• **Exercise details**
Look through the data and write out every line with the word "Enbrel" in it.

• **Provided data**
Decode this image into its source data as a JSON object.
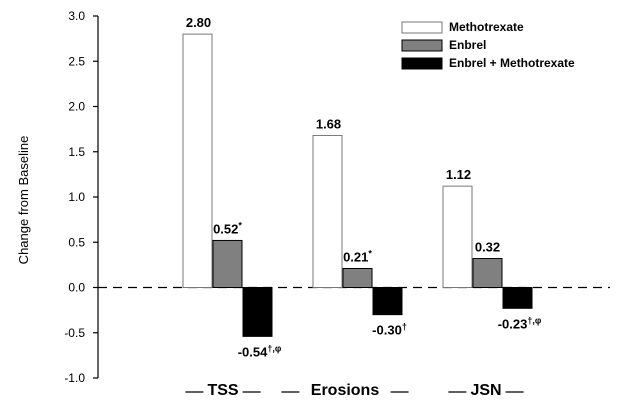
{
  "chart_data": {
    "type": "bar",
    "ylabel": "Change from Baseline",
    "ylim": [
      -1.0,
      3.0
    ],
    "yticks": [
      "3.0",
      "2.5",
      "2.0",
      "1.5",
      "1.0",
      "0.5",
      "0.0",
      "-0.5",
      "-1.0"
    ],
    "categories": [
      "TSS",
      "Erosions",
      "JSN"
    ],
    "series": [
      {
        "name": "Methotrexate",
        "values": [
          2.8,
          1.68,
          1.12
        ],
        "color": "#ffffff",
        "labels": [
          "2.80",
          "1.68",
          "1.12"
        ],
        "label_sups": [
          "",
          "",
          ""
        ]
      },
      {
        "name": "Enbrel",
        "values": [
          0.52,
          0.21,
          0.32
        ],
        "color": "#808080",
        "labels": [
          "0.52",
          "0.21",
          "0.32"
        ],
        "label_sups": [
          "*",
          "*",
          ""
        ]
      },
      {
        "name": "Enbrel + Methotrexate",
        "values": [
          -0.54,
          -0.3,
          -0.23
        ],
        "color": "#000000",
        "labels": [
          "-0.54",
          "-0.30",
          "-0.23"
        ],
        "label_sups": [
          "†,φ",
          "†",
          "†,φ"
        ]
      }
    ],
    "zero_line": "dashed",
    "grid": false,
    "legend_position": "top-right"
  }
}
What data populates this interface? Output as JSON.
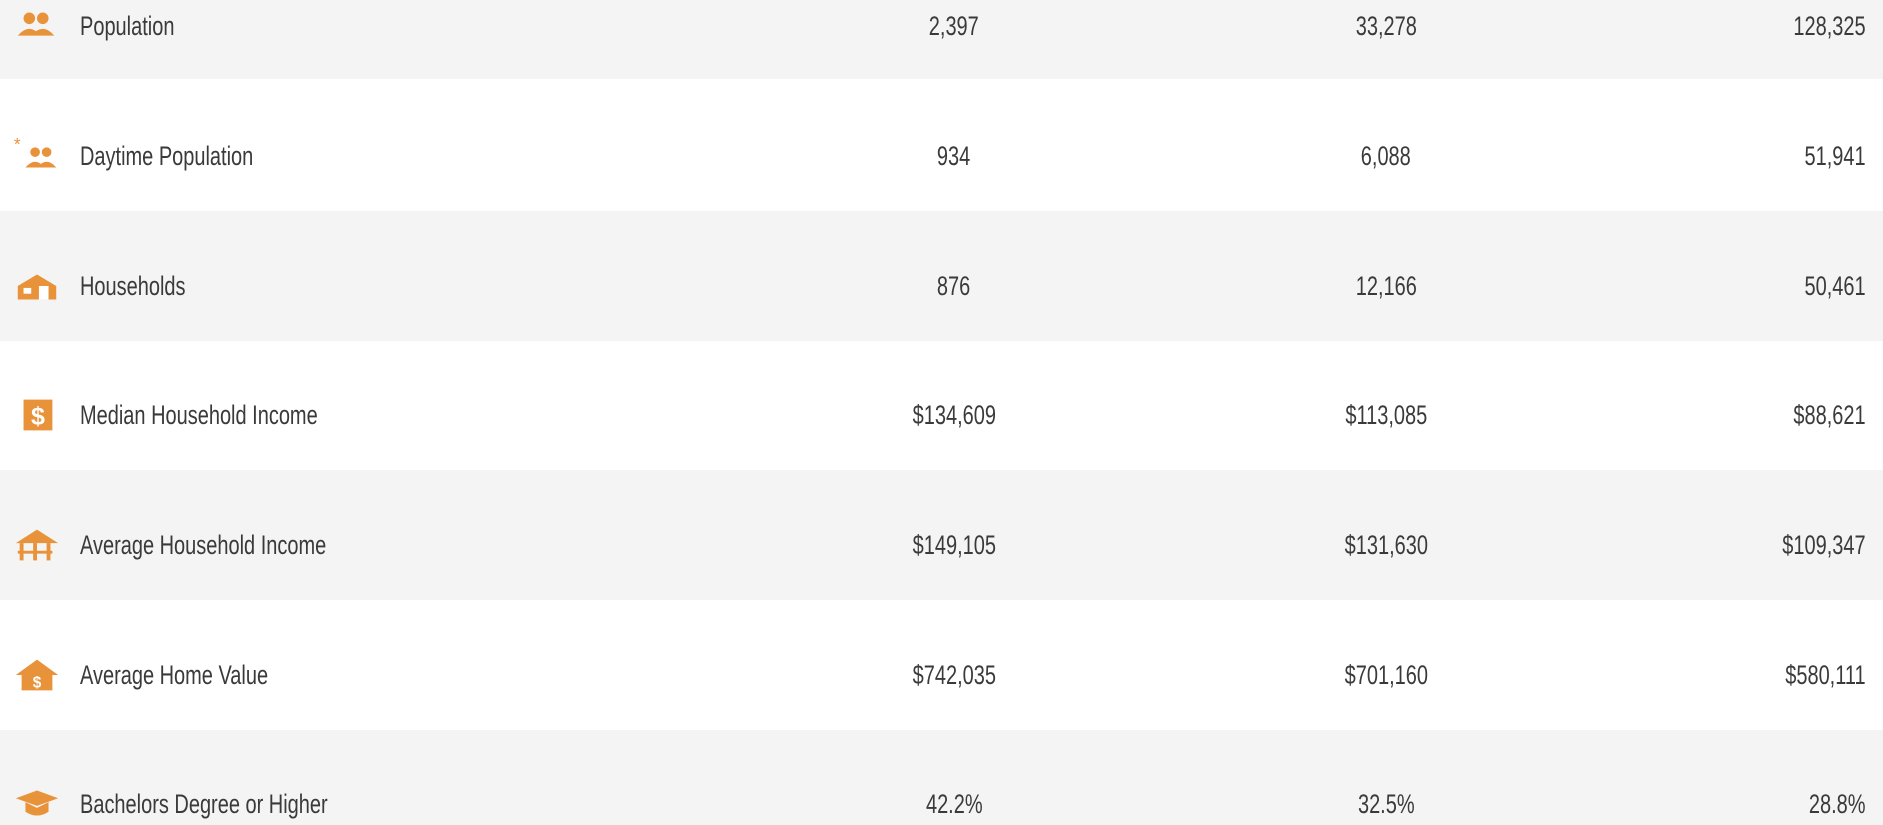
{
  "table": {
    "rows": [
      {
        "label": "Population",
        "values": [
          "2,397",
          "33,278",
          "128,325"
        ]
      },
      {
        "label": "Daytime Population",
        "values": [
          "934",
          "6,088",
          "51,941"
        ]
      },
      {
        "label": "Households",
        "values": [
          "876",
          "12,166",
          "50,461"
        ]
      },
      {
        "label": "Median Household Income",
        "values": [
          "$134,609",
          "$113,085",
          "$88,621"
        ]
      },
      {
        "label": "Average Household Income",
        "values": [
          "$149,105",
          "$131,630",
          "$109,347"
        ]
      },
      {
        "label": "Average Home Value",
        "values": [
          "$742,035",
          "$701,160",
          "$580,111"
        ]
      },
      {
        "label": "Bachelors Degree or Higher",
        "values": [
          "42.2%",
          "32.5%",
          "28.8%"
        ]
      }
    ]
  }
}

--

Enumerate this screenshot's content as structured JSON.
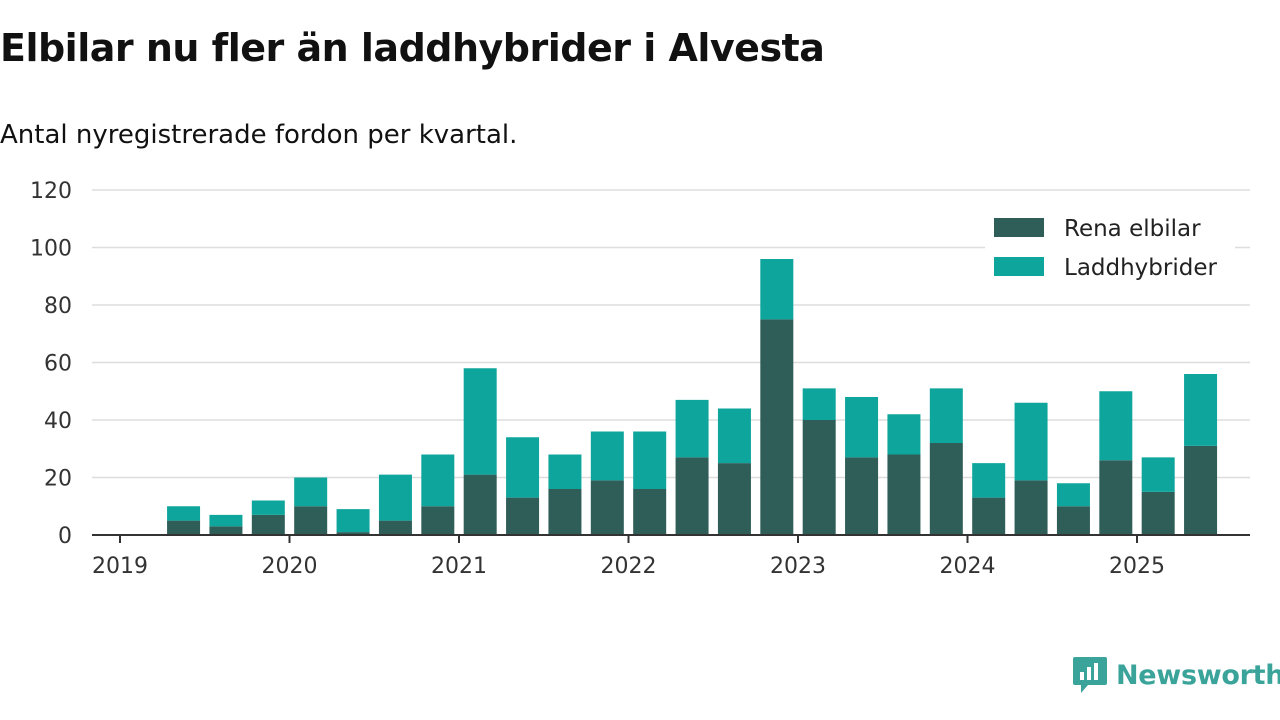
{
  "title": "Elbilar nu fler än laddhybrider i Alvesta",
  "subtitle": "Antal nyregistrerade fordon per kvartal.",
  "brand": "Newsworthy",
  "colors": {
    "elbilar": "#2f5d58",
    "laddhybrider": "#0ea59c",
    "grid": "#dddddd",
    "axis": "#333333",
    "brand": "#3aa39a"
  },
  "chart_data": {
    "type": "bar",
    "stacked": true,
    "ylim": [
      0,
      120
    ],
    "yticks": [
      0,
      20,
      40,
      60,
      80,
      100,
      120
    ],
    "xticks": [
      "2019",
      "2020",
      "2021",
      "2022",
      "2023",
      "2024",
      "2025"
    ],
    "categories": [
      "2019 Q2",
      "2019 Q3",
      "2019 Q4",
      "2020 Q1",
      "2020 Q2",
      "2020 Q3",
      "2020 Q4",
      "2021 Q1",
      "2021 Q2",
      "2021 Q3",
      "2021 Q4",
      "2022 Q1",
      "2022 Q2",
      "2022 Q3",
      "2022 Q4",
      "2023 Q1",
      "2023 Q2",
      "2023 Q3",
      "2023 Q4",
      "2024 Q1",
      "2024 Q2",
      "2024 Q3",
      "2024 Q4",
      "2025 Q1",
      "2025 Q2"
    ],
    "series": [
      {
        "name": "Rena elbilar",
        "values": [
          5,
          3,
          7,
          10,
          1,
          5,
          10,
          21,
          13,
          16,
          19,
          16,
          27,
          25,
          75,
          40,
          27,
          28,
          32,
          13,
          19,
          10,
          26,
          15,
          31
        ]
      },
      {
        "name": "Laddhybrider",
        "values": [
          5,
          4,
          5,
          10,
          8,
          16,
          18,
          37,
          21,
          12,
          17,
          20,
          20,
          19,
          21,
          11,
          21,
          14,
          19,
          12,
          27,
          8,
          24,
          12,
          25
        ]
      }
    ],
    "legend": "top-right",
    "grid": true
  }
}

• **Full output**
        "name": "Enbrel",
        "name": "Enbrel + Methotrexate",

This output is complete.